Scan the records for the string "освіта"; copy each line where it occurs.
:: Data records
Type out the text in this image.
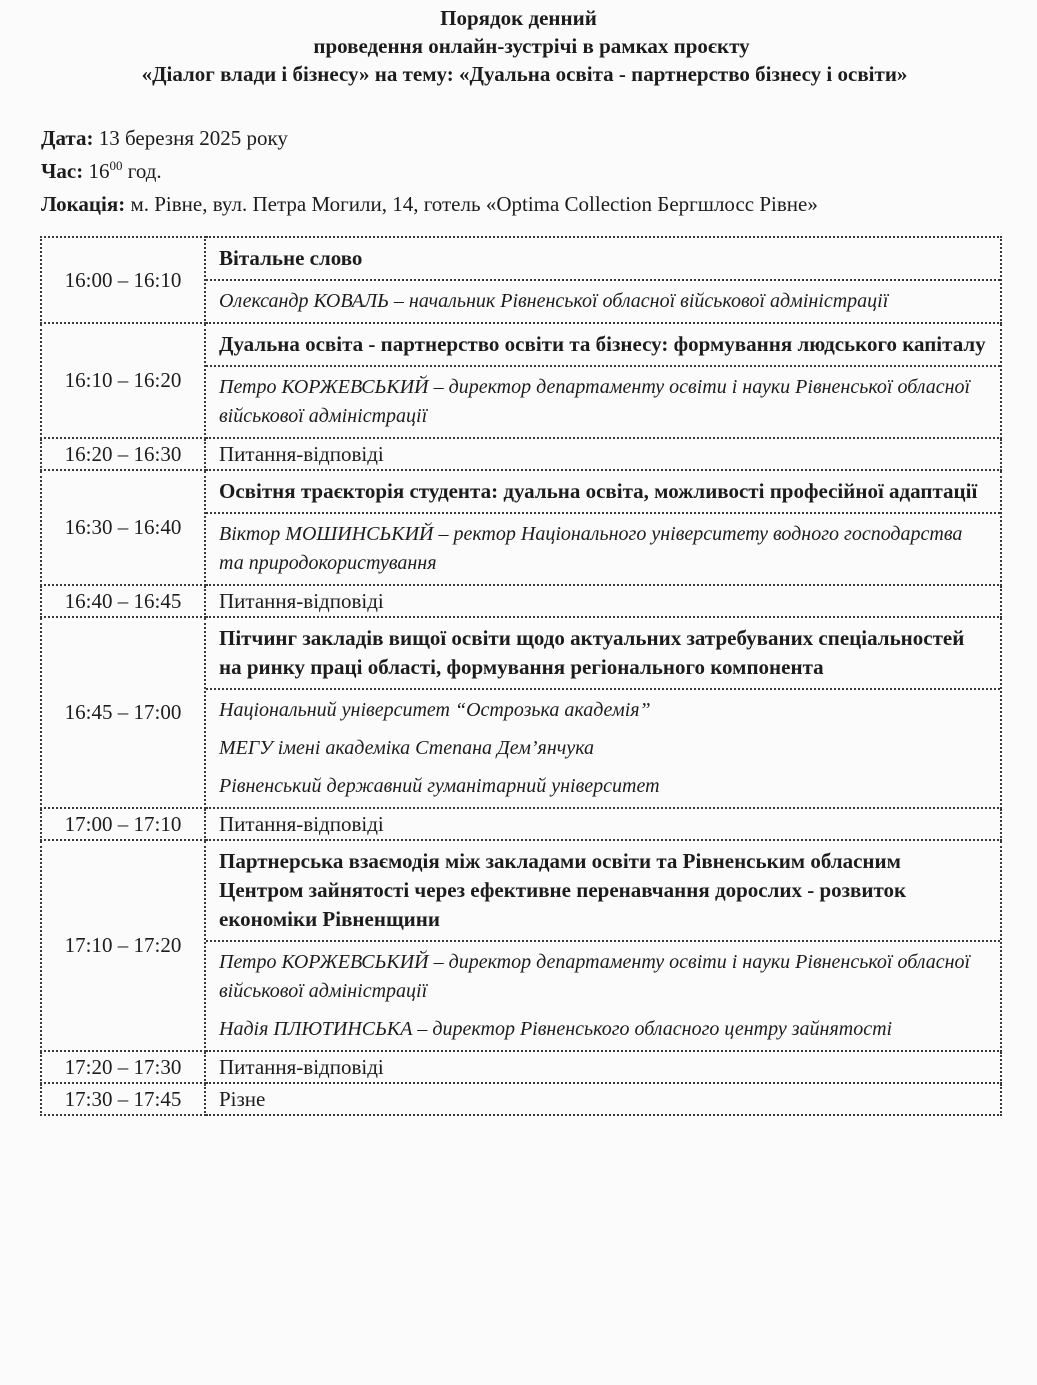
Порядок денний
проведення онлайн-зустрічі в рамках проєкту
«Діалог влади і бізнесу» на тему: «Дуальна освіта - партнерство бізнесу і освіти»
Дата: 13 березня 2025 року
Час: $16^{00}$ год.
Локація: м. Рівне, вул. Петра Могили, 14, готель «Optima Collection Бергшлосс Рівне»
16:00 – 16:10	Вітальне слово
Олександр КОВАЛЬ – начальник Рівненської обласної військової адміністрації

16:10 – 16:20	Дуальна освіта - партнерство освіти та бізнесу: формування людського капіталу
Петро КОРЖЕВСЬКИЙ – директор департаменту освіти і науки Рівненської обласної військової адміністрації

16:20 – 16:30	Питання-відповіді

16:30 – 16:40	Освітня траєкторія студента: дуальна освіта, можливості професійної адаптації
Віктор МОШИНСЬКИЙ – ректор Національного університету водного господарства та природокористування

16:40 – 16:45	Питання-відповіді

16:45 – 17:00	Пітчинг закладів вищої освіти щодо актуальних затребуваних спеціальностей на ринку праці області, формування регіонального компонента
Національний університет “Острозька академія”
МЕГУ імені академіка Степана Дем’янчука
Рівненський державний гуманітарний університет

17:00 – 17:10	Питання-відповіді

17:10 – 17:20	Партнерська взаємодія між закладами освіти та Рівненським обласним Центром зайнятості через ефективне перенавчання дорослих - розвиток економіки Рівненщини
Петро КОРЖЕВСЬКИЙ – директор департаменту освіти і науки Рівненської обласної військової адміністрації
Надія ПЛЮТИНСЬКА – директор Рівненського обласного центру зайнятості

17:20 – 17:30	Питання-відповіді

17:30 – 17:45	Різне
::::
:: Data records
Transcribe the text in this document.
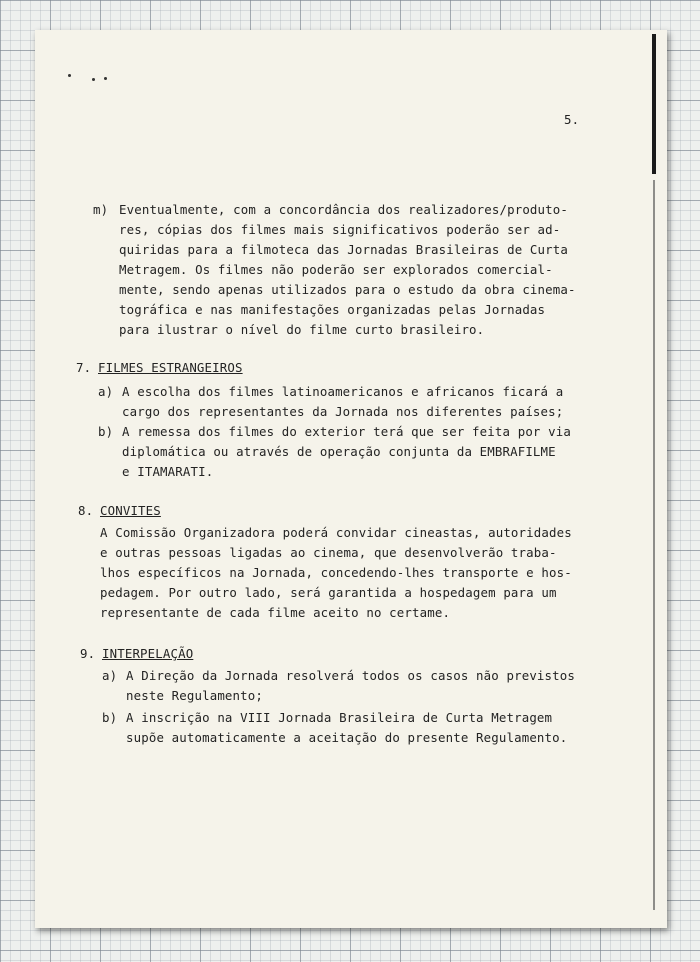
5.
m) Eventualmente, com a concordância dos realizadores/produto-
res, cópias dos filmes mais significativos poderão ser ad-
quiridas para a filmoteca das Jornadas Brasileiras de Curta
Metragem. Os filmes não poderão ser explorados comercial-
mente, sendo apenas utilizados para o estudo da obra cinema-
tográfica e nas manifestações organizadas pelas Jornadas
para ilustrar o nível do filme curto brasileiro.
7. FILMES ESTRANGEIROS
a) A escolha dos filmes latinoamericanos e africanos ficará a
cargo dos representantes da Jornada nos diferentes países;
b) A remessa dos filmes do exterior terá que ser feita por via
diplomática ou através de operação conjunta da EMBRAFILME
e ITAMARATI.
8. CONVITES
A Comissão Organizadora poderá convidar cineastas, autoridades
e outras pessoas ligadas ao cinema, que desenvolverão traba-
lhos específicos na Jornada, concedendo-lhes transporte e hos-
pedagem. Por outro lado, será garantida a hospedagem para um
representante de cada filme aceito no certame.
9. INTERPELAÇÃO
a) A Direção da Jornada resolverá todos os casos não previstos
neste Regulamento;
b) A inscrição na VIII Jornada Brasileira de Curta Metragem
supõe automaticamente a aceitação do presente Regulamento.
::::
**Answer to this problem**
«Діалог влади і бізнесу» на тему: «Дуальна освіта - партнерство бізнесу і освіти»
16:10 – 16:20	Дуальна освіта - партнерство освіти та бізнесу: формування людського капіталу
16:30 – 16:40	Освітня траєкторія студента: дуальна освіта, можливості професійної адаптації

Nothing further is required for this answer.